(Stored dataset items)
:::::

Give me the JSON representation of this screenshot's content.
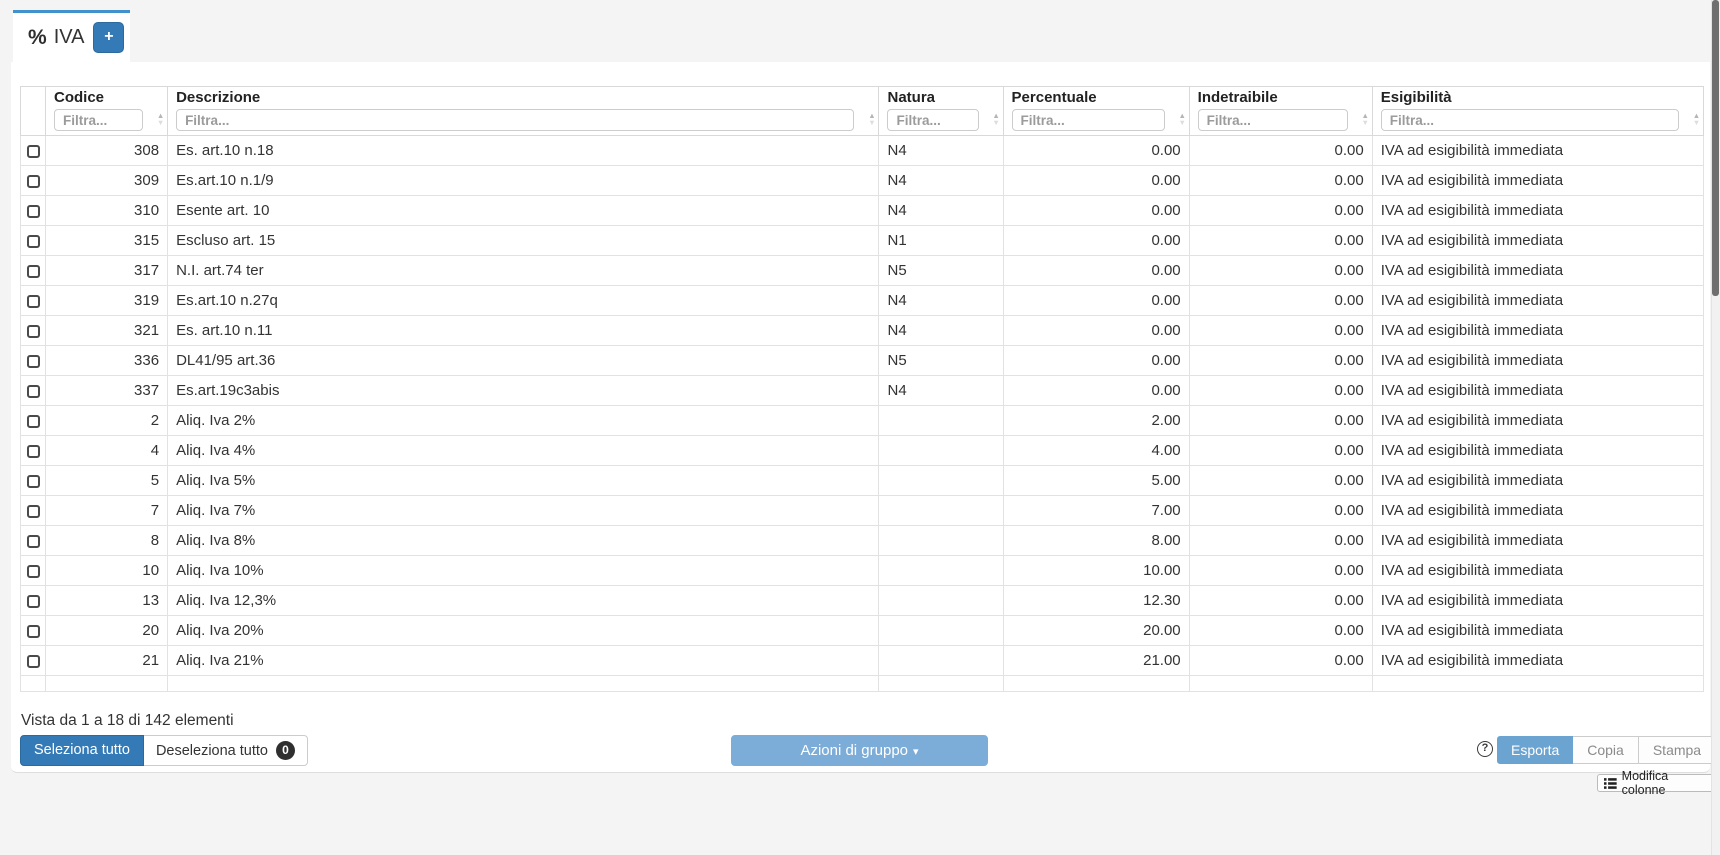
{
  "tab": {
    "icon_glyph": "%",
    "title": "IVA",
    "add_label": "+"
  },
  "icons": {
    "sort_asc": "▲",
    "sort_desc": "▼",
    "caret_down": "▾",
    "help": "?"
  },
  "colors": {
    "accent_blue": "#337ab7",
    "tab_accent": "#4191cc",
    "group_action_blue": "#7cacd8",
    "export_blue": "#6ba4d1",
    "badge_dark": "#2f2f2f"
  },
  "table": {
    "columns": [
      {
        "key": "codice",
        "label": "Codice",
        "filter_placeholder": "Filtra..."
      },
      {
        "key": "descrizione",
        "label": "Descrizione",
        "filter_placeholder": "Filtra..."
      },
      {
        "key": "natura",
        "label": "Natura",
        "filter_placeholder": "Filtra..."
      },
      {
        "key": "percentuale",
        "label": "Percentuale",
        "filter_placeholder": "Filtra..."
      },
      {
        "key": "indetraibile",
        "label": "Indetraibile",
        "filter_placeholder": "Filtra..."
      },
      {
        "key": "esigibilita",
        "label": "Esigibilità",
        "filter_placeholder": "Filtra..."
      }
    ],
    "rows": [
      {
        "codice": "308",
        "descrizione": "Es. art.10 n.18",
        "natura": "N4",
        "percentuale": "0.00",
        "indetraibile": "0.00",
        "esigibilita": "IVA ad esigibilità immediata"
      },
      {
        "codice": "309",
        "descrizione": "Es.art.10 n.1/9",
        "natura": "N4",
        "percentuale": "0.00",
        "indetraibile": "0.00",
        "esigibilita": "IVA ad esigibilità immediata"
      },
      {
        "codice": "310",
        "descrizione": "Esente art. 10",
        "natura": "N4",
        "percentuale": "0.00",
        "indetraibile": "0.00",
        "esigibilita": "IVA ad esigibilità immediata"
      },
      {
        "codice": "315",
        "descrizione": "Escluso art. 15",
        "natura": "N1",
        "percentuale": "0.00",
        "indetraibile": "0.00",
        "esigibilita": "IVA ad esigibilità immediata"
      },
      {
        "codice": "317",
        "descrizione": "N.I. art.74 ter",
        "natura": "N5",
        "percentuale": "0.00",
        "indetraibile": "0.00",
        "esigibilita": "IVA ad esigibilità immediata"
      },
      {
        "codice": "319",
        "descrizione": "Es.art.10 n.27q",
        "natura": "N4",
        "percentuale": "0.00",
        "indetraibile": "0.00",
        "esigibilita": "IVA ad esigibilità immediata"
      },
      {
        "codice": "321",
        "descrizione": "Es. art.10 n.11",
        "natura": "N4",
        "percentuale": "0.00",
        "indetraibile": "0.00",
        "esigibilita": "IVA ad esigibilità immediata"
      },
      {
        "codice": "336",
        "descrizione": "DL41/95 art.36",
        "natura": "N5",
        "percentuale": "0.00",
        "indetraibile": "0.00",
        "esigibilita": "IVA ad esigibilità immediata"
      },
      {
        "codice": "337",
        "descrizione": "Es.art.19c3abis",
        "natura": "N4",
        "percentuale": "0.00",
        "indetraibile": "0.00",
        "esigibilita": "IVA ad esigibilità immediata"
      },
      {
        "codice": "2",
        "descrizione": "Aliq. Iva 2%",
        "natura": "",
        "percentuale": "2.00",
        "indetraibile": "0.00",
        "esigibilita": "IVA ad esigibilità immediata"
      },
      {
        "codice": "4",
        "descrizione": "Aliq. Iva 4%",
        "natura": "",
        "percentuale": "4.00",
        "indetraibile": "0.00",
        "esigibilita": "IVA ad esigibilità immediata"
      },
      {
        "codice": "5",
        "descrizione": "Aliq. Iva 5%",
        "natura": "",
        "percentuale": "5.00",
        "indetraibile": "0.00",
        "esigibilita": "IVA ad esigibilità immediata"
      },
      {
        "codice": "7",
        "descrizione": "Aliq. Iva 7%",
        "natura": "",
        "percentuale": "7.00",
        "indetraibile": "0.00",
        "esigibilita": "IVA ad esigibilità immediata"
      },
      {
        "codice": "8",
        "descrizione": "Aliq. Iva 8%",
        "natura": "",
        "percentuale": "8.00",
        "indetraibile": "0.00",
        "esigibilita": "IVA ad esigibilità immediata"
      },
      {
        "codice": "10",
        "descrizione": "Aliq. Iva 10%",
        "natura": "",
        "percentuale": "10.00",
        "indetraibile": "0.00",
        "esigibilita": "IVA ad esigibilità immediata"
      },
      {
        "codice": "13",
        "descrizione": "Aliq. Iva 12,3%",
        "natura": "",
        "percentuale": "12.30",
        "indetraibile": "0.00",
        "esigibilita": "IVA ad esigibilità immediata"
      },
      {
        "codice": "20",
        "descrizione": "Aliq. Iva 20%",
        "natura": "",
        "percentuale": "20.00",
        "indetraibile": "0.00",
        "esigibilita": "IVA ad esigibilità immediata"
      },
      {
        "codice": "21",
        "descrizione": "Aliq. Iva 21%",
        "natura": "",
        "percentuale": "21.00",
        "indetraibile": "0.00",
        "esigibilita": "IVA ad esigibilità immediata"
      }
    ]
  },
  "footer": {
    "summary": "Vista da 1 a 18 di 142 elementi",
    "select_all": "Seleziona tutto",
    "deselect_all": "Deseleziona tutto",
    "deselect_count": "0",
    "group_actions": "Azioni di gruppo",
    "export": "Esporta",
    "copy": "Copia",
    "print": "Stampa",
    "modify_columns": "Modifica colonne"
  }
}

:::::

● PROBLEM:
Write out the material above once more, exactly as it reads, with no pictures.

● PROBLEM SOLUTION:
Give me the JSON representation of this screenshot's content.
{
  "tab": {
    "icon_glyph": "%",
    "title": "IVA",
    "add_label": "+"
  },
  "icons": {
    "sort_asc": "▲",
    "sort_desc": "▼",
    "caret_down": "▾",
    "help": "?"
  },
  "colors": {
    "accent_blue": "#337ab7",
    "tab_accent": "#4191cc",
    "group_action_blue": "#7cacd8",
    "export_blue": "#6ba4d1",
    "badge_dark": "#2f2f2f"
  },
  "table": {
    "columns": [
      {
        "key": "codice",
        "label": "Codice",
        "filter_placeholder": "Filtra..."
      },
      {
        "key": "descrizione",
        "label": "Descrizione",
        "filter_placeholder": "Filtra..."
      },
      {
        "key": "natura",
        "label": "Natura",
        "filter_placeholder": "Filtra..."
      },
      {
        "key": "percentuale",
        "label": "Percentuale",
        "filter_placeholder": "Filtra..."
      },
      {
        "key": "indetraibile",
        "label": "Indetraibile",
        "filter_placeholder": "Filtra..."
      },
      {
        "key": "esigibilita",
        "label": "Esigibilità",
        "filter_placeholder": "Filtra..."
      }
    ],
    "rows": [
      {
        "codice": "308",
        "descrizione": "Es. art.10 n.18",
        "natura": "N4",
        "percentuale": "0.00",
        "indetraibile": "0.00",
        "esigibilita": "IVA ad esigibilità immediata"
      },
      {
        "codice": "309",
        "descrizione": "Es.art.10 n.1/9",
        "natura": "N4",
        "percentuale": "0.00",
        "indetraibile": "0.00",
        "esigibilita": "IVA ad esigibilità immediata"
      },
      {
        "codice": "310",
        "descrizione": "Esente art. 10",
        "natura": "N4",
        "percentuale": "0.00",
        "indetraibile": "0.00",
        "esigibilita": "IVA ad esigibilità immediata"
      },
      {
        "codice": "315",
        "descrizione": "Escluso art. 15",
        "natura": "N1",
        "percentuale": "0.00",
        "indetraibile": "0.00",
        "esigibilita": "IVA ad esigibilità immediata"
      },
      {
        "codice": "317",
        "descrizione": "N.I. art.74 ter",
        "natura": "N5",
        "percentuale": "0.00",
        "indetraibile": "0.00",
        "esigibilita": "IVA ad esigibilità immediata"
      },
      {
        "codice": "319",
        "descrizione": "Es.art.10 n.27q",
        "natura": "N4",
        "percentuale": "0.00",
        "indetraibile": "0.00",
        "esigibilita": "IVA ad esigibilità immediata"
      },
      {
        "codice": "321",
        "descrizione": "Es. art.10 n.11",
        "natura": "N4",
        "percentuale": "0.00",
        "indetraibile": "0.00",
        "esigibilita": "IVA ad esigibilità immediata"
      },
      {
        "codice": "336",
        "descrizione": "DL41/95 art.36",
        "natura": "N5",
        "percentuale": "0.00",
        "indetraibile": "0.00",
        "esigibilita": "IVA ad esigibilità immediata"
      },
      {
        "codice": "337",
        "descrizione": "Es.art.19c3abis",
        "natura": "N4",
        "percentuale": "0.00",
        "indetraibile": "0.00",
        "esigibilita": "IVA ad esigibilità immediata"
      },
      {
        "codice": "2",
        "descrizione": "Aliq. Iva 2%",
        "natura": "",
        "percentuale": "2.00",
        "indetraibile": "0.00",
        "esigibilita": "IVA ad esigibilità immediata"
      },
      {
        "codice": "4",
        "descrizione": "Aliq. Iva 4%",
        "natura": "",
        "percentuale": "4.00",
        "indetraibile": "0.00",
        "esigibilita": "IVA ad esigibilità immediata"
      },
      {
        "codice": "5",
        "descrizione": "Aliq. Iva 5%",
        "natura": "",
        "percentuale": "5.00",
        "indetraibile": "0.00",
        "esigibilita": "IVA ad esigibilità immediata"
      },
      {
        "codice": "7",
        "descrizione": "Aliq. Iva 7%",
        "natura": "",
        "percentuale": "7.00",
        "indetraibile": "0.00",
        "esigibilita": "IVA ad esigibilità immediata"
      },
      {
        "codice": "8",
        "descrizione": "Aliq. Iva 8%",
        "natura": "",
        "percentuale": "8.00",
        "indetraibile": "0.00",
        "esigibilita": "IVA ad esigibilità immediata"
      },
      {
        "codice": "10",
        "descrizione": "Aliq. Iva 10%",
        "natura": "",
        "percentuale": "10.00",
        "indetraibile": "0.00",
        "esigibilita": "IVA ad esigibilità immediata"
      },
      {
        "codice": "13",
        "descrizione": "Aliq. Iva 12,3%",
        "natura": "",
        "percentuale": "12.30",
        "indetraibile": "0.00",
        "esigibilita": "IVA ad esigibilità immediata"
      },
      {
        "codice": "20",
        "descrizione": "Aliq. Iva 20%",
        "natura": "",
        "percentuale": "20.00",
        "indetraibile": "0.00",
        "esigibilita": "IVA ad esigibilità immediata"
      },
      {
        "codice": "21",
        "descrizione": "Aliq. Iva 21%",
        "natura": "",
        "percentuale": "21.00",
        "indetraibile": "0.00",
        "esigibilita": "IVA ad esigibilità immediata"
      }
    ]
  },
  "footer": {
    "summary": "Vista da 1 a 18 di 142 elementi",
    "select_all": "Seleziona tutto",
    "deselect_all": "Deseleziona tutto",
    "deselect_count": "0",
    "group_actions": "Azioni di gruppo",
    "export": "Esporta",
    "copy": "Copia",
    "print": "Stampa",
    "modify_columns": "Modifica colonne"
  }
}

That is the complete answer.